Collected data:
▼

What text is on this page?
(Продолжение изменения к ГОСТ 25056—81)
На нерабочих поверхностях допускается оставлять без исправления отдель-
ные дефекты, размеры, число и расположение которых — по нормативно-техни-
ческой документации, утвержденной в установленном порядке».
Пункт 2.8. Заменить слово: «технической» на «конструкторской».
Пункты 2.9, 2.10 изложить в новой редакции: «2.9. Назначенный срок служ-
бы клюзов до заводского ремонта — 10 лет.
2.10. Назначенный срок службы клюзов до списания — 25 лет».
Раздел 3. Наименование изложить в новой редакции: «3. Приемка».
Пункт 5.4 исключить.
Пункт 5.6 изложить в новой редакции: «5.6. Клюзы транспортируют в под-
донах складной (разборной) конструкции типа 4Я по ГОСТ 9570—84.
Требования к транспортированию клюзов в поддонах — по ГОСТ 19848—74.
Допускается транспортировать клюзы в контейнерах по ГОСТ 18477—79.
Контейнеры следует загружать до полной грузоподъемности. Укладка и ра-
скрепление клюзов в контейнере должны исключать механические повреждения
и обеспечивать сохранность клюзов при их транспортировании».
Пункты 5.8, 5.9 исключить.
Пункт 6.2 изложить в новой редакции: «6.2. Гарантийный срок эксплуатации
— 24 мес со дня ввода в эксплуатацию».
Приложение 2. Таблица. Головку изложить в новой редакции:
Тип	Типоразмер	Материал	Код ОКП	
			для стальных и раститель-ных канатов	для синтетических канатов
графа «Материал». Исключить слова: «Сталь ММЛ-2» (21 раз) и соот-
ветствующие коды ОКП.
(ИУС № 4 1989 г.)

▲

Copy each line of the listing that holds the word "срок".

Пункты 2.9, 2.10 изложить в новой редакции: «2.9. Назначенный срок служ-
2.10. Назначенный срок службы клюзов до списания — 25 лет».
Пункт 6.2 изложить в новой редакции: «6.2. Гарантийный срок эксплуатации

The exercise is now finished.